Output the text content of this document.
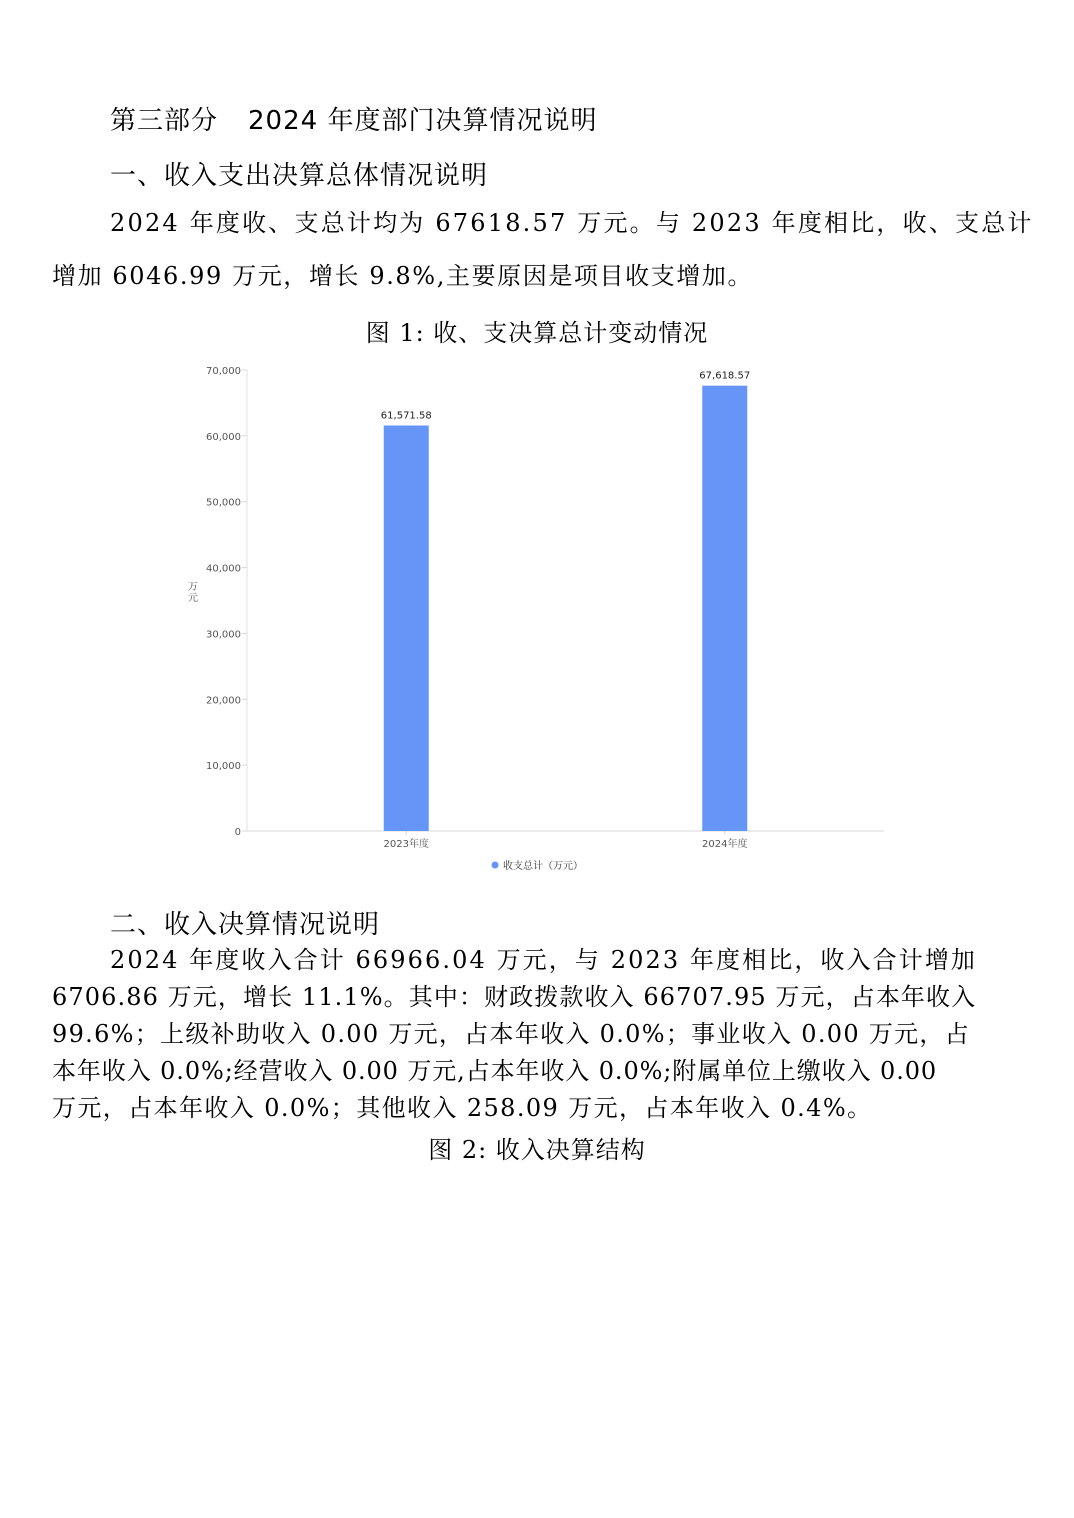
第三部分 2024 年度部门决算情况说明
一、收入支出决算总体情况说明
2024 年度收、支总计均为 67618.57 万元。与 2023 年度相比，收、支总计
增加 6046.99 万元，增长 9.8%,主要原因是项目收支增加。
图 1: 收、支决算总计变动情况
0
10,000
20,000
30,000
40,000
50,000
60,000
70,000
万元
61,571.58
2023年度
67,618.57
2024年度
收支总计（万元）
二、收入决算情况说明
2024 年度收入合计 66966.04 万元，与 2023 年度相比，收入合计增加
6706.86 万元，增长 11.1%。其中：财政拨款收入 66707.95 万元，占本年收入
99.6%；上级补助收入 0.00 万元，占本年收入 0.0%；事业收入 0.00 万元，占
本年收入 0.0%;经营收入 0.00 万元,占本年收入 0.0%;附属单位上缴收入 0.00
万元，占本年收入 0.0%；其他收入 258.09 万元，占本年收入 0.4%。
图 2: 收入决算结构
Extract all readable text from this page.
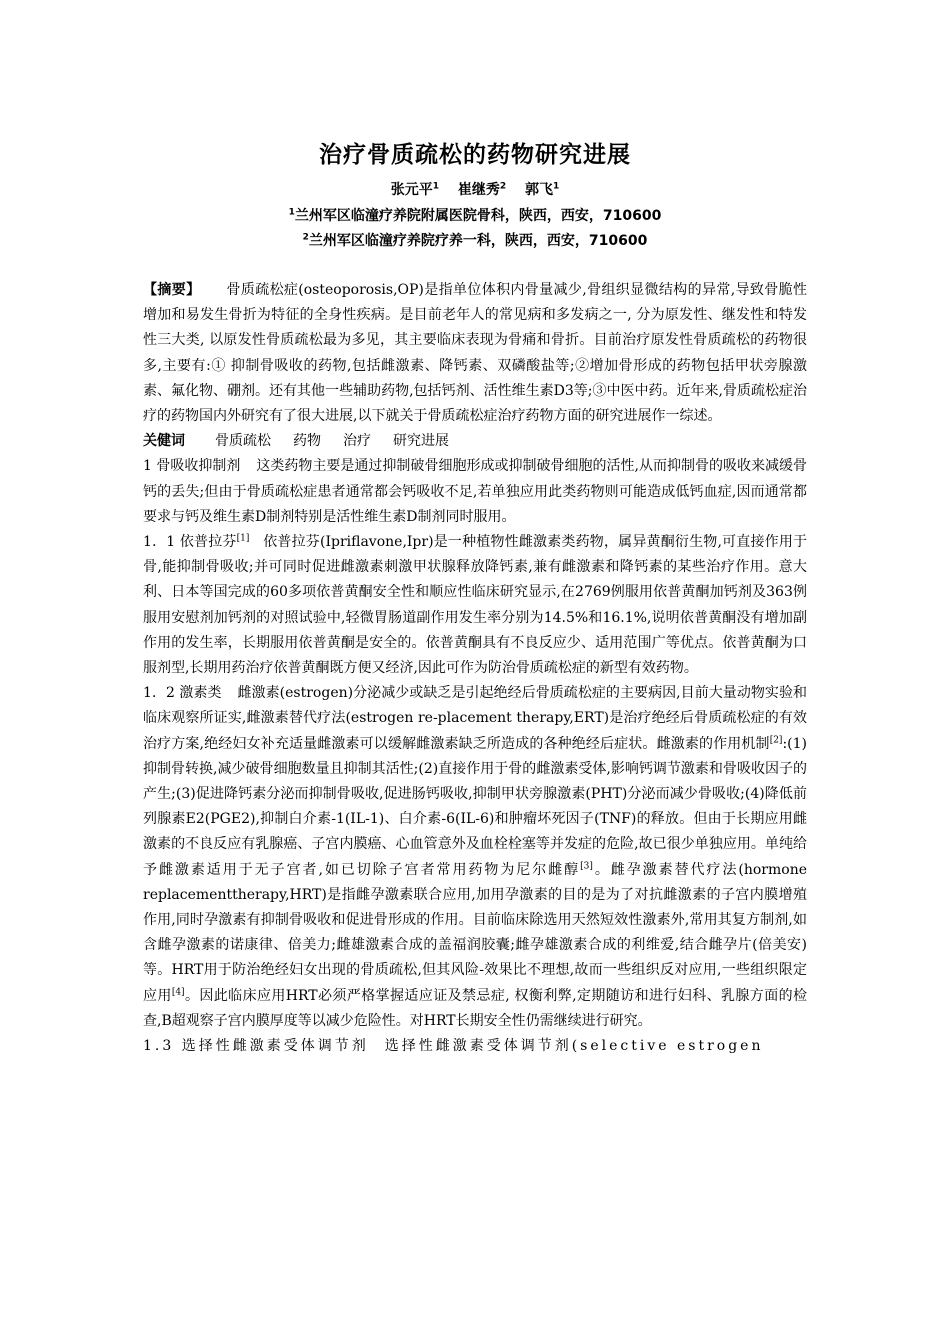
治疗骨质疏松的药物研究进展
张元平$^1$ 崔继秀$^2$ 郭飞$^1$
$^1$兰州军区临潼疗养院附属医院骨科，陕西，西安，710600
$^2$兰州军区临潼疗养院疗养一科，陕西，西安，710600

【摘要】 骨质疏松症(osteoporosis,OP)是指单位体积内骨量减少,骨组织显微结构的异常,导致骨脆性增加和易发生骨折为特征的全身性疾病。是目前老年人的常见病和多发病之一, 分为原发性、继发性和特发性三大类, 以原发性骨质疏松最为多见，其主要临床表现为骨痛和骨折。目前治疗原发性骨质疏松的药物很多,主要有:① 抑制骨吸收的药物,包括雌激素、降钙素、双磷酸盐等;②增加骨形成的药物包括甲状旁腺激素、氟化物、硼剂。还有其他一些辅助药物,包括钙剂、活性维生素D3等;③中医中药。近年来,骨质疏松症治疗的药物国内外研究有了很大进展,以下就关于骨质疏松症治疗药物方面的研究进展作一综述。

关健词 骨质疏松 药物 治疗 研究进展

1 骨吸收抑制剂 这类药物主要是通过抑制破骨细胞形成或抑制破骨细胞的活性,从而抑制骨的吸收来减缓骨钙的丢失;但由于骨质疏松症患者通常都会钙吸收不足,若单独应用此类药物则可能造成低钙血症,因而通常都要求与钙及维生素D制剂特别是活性维生素D制剂同时服用。

1．1 依普拉芬[1] 依普拉芬(Ipriflavone,Ipr)是一种植物性雌激素类药物，属异黄酮衍生物,可直接作用于骨,能抑制骨吸收;并可同时促进雌激素刺激甲状腺释放降钙素,兼有雌激素和降钙素的某些治疗作用。意大利、日本等国完成的60多项依普黄酮安全性和顺应性临床研究显示,在2769例服用依普黄酮加钙剂及363例服用安慰剂加钙剂的对照试验中,轻微胃肠道副作用发生率分别为14.5%和16.1%,说明依普黄酮没有增加副作用的发生率，长期服用依普黄酮是安全的。依普黄酮具有不良反应少、适用范围广等优点。依普黄酮为口服剂型,长期用药治疗依普黄酮既方便又经济,因此可作为防治骨质疏松症的新型有效药物。

1．2 激素类 雌激素(estrogen)分泌减少或缺乏是引起绝经后骨质疏松症的主要病因,目前大量动物实验和临床观察所证实,雌激素替代疗法(estrogen re-placement therapy,ERT)是治疗绝经后骨质疏松症的有效治疗方案,绝经妇女补充适量雌激素可以缓解雌激素缺乏所造成的各种绝经后症状。雌激素的作用机制[2]:(1)抑制骨转换,减少破骨细胞数量且抑制其活性;(2)直接作用于骨的雌激素受体,影响钙调节激素和骨吸收因子的产生;(3)促进降钙素分泌而抑制骨吸收,促进肠钙吸收,抑制甲状旁腺激素(PHT)分泌而减少骨吸收;(4)降低前列腺素E2(PGE2),抑制白介素-1(IL-1)、白介素-6(IL-6)和肿瘤坏死因子(TNF)的释放。但由于长期应用雌激素的不良反应有乳腺癌、子宫内膜癌、心血管意外及血栓栓塞等并发症的危险,故已很少单独应用。单纯给予雌激素适用于无子宫者,如已切除子宫者常用药物为尼尔雌醇[3]。雌孕激素替代疗法(hormone replacementtherapy,HRT)是指雌孕激素联合应用,加用孕激素的目的是为了对抗雌激素的子宫内膜增殖作用,同时孕激素有抑制骨吸收和促进骨形成的作用。目前临床除选用天然短效性激素外,常用其复方制剂,如含雌孕激素的诺康律、倍美力;雌雄激素合成的盖福润胶囊;雌孕雄激素合成的利维爱,结合雌孕片(倍美安)等。HRT用于防治绝经妇女出现的骨质疏松,但其风险-效果比不理想,故而一些组织反对应用,一些组织限定应用[4]。因此临床应用HRT必须严格掌握适应证及禁忌症, 权衡利弊,定期随访和进行妇科、乳腺方面的检查,B超观察子宫内膜厚度等以减少危险性。对HRT长期安全性仍需继续进行研究。

1.3 选择性雌激素受体调节剂 选择性雌激素受体调节剂(selective estrogen
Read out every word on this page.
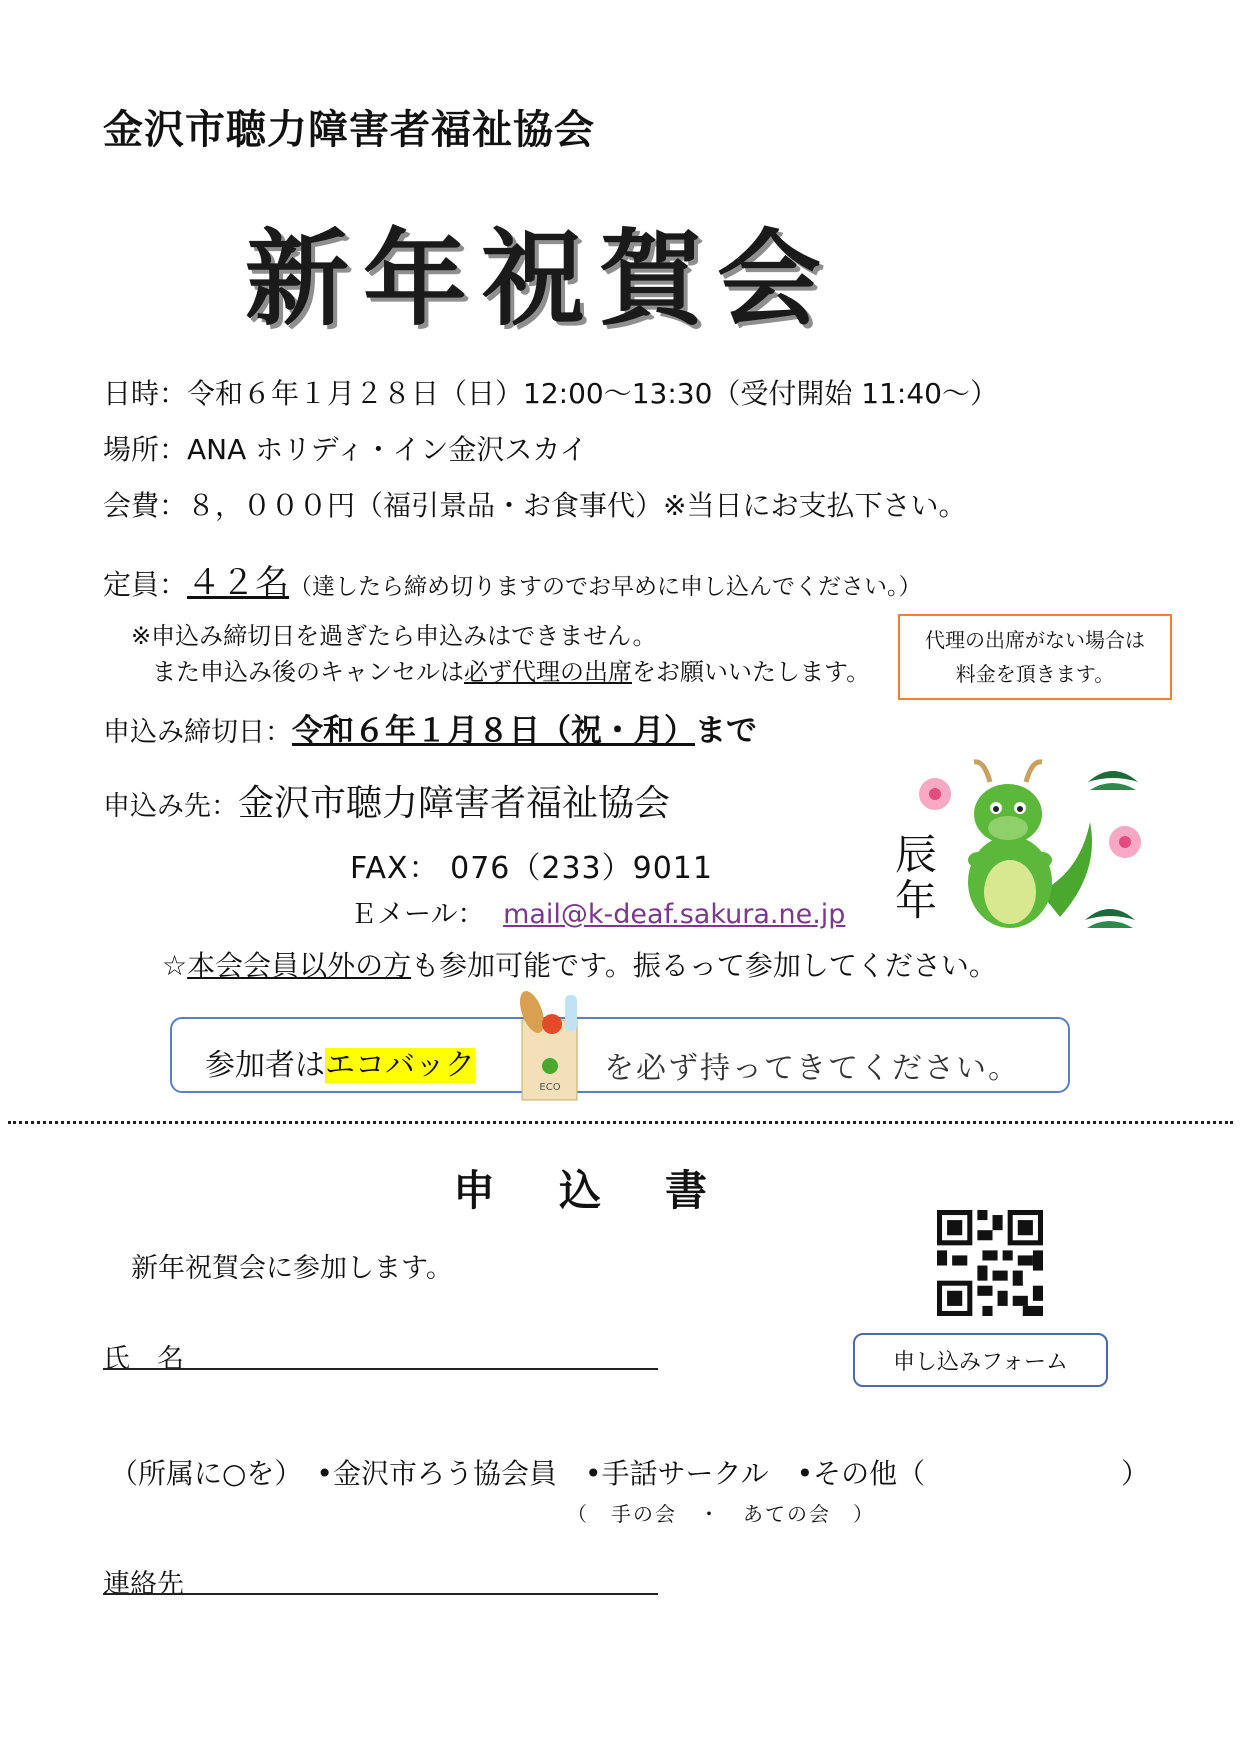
金沢市聴力障害者福祉協会
新年祝賀会
日時：令和６年１月２８日（日）12:00～13:30（受付開始 11:40～）
場所：ANA ホリディ・イン金沢スカイ
会費：８，０００円（福引景品・お食事代）※当日にお支払下さい。
定員：４２名（達したら締め切りますのでお早めに申し込んでください。）
※申込み締切日を過ぎたら申込みはできません。
また申込み後のキャンセルは必ず代理の出席をお願いいたします。
代理の出席がない場合は
料金を頂きます。
申込み締切日：令和６年１月８日（祝・月）まで
申込み先：金沢市聴力障害者福祉協会
FAX： 076（233）9011
Ｅメール： mail@k-deaf.sakura.ne.jp
辰
年
☆本会会員以外の方も参加可能です。振るって参加してください。
参加者はエコバック	を必ず持ってきてください。
ECO
申込書
新年祝賀会に参加します。
氏　名	申し込みフォーム
（所属に○を）　•金沢市ろう協会員　•手話サークル　•その他（　　　　　　　）
（　手の会　・　あての会　）
連絡先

-=-=-

* **Exercise aim**: Copy out all the entries exactly. Images stay out of the copy.

* **Finished answer**:
Output the text content of this document.
第三部分 2024 年度部门决算情况说明
一、收入支出决算总体情况说明
2024 年度收、支总计均为 67618.57 万元。与 2023 年度相比，收、支总计
增加 6046.99 万元，增长 9.8%,主要原因是项目收支增加。
图 1: 收、支决算总计变动情况
0
10,000
20,000
30,000
40,000
50,000
60,000
70,000
万元
61,571.58
2023年度
67,618.57
2024年度
收支总计（万元）
二、收入决算情况说明
2024 年度收入合计 66966.04 万元，与 2023 年度相比，收入合计增加
6706.86 万元，增长 11.1%。其中：财政拨款收入 66707.95 万元，占本年收入
99.6%；上级补助收入 0.00 万元，占本年收入 0.0%；事业收入 0.00 万元，占
本年收入 0.0%;经营收入 0.00 万元,占本年收入 0.0%;附属单位上缴收入 0.00
万元，占本年收入 0.0%；其他收入 258.09 万元，占本年收入 0.4%。
图 2: 收入决算结构
Extract all readable text from this page.
治疗骨质疏松的药物研究进展
张元平$^1$ 崔继秀$^2$ 郭飞$^1$
$^1$兰州军区临潼疗养院附属医院骨科，陕西，西安，710600
$^2$兰州军区临潼疗养院疗养一科，陕西，西安，710600

【摘要】 骨质疏松症(osteoporosis,OP)是指单位体积内骨量减少,骨组织显微结构的异常,导致骨脆性增加和易发生骨折为特征的全身性疾病。是目前老年人的常见病和多发病之一, 分为原发性、继发性和特发性三大类, 以原发性骨质疏松最为多见，其主要临床表现为骨痛和骨折。目前治疗原发性骨质疏松的药物很多,主要有:① 抑制骨吸收的药物,包括雌激素、降钙素、双磷酸盐等;②增加骨形成的药物包括甲状旁腺激素、氟化物、硼剂。还有其他一些辅助药物,包括钙剂、活性维生素D3等;③中医中药。近年来,骨质疏松症治疗的药物国内外研究有了很大进展,以下就关于骨质疏松症治疗药物方面的研究进展作一综述。

关健词 骨质疏松 药物 治疗 研究进展

1 骨吸收抑制剂 这类药物主要是通过抑制破骨细胞形成或抑制破骨细胞的活性,从而抑制骨的吸收来减缓骨钙的丢失;但由于骨质疏松症患者通常都会钙吸收不足,若单独应用此类药物则可能造成低钙血症,因而通常都要求与钙及维生素D制剂特别是活性维生素D制剂同时服用。

1．1 依普拉芬[1] 依普拉芬(Ipriflavone,Ipr)是一种植物性雌激素类药物，属异黄酮衍生物,可直接作用于骨,能抑制骨吸收;并可同时促进雌激素刺激甲状腺释放降钙素,兼有雌激素和降钙素的某些治疗作用。意大利、日本等国完成的60多项依普黄酮安全性和顺应性临床研究显示,在2769例服用依普黄酮加钙剂及363例服用安慰剂加钙剂的对照试验中,轻微胃肠道副作用发生率分别为14.5%和16.1%,说明依普黄酮没有增加副作用的发生率，长期服用依普黄酮是安全的。依普黄酮具有不良反应少、适用范围广等优点。依普黄酮为口服剂型,长期用药治疗依普黄酮既方便又经济,因此可作为防治骨质疏松症的新型有效药物。

1．2 激素类 雌激素(estrogen)分泌减少或缺乏是引起绝经后骨质疏松症的主要病因,目前大量动物实验和临床观察所证实,雌激素替代疗法(estrogen re-placement therapy,ERT)是治疗绝经后骨质疏松症的有效治疗方案,绝经妇女补充适量雌激素可以缓解雌激素缺乏所造成的各种绝经后症状。雌激素的作用机制[2]:(1)抑制骨转换,减少破骨细胞数量且抑制其活性;(2)直接作用于骨的雌激素受体,影响钙调节激素和骨吸收因子的产生;(3)促进降钙素分泌而抑制骨吸收,促进肠钙吸收,抑制甲状旁腺激素(PHT)分泌而减少骨吸收;(4)降低前列腺素E2(PGE2),抑制白介素-1(IL-1)、白介素-6(IL-6)和肿瘤坏死因子(TNF)的释放。但由于长期应用雌激素的不良反应有乳腺癌、子宫内膜癌、心血管意外及血栓栓塞等并发症的危险,故已很少单独应用。单纯给予雌激素适用于无子宫者,如已切除子宫者常用药物为尼尔雌醇[3]。雌孕激素替代疗法(hormone replacementtherapy,HRT)是指雌孕激素联合应用,加用孕激素的目的是为了对抗雌激素的子宫内膜增殖作用,同时孕激素有抑制骨吸收和促进骨形成的作用。目前临床除选用天然短效性激素外,常用其复方制剂,如含雌孕激素的诺康律、倍美力;雌雄激素合成的盖福润胶囊;雌孕雄激素合成的利维爱,结合雌孕片(倍美安)等。HRT用于防治绝经妇女出现的骨质疏松,但其风险-效果比不理想,故而一些组织反对应用,一些组织限定应用[4]。因此临床应用HRT必须严格掌握适应证及禁忌症, 权衡利弊,定期随访和进行妇科、乳腺方面的检查,B超观察子宫内膜厚度等以减少危险性。对HRT长期安全性仍需继续进行研究。

1.3 选择性雌激素受体调节剂 选择性雌激素受体调节剂(selective estrogen
Read out every word on this page.
金沢市聴力障害者福祉協会
新年祝賀会
日時：令和６年１月２８日（日）12:00～13:30（受付開始 11:40～）
場所：ANA ホリディ・イン金沢スカイ
会費：８，０００円（福引景品・お食事代）※当日にお支払下さい。
定員：４２名（達したら締め切りますのでお早めに申し込んでください。）
※申込み締切日を過ぎたら申込みはできません。
また申込み後のキャンセルは必ず代理の出席をお願いいたします。
代理の出席がない場合は
料金を頂きます。
申込み締切日：令和６年１月８日（祝・月）まで
申込み先：金沢市聴力障害者福祉協会
FAX： 076（233）9011
Ｅメール： mail@k-deaf.sakura.ne.jp
辰
年
☆本会会員以外の方も参加可能です。振るって参加してください。
参加者はエコバック	を必ず持ってきてください。
ECO
申込書
新年祝賀会に参加します。
氏　名	申し込みフォーム
（所属に○を）　•金沢市ろう協会員　•手話サークル　•その他（　　　　　　　）
（　手の会　・　あての会　）
連絡先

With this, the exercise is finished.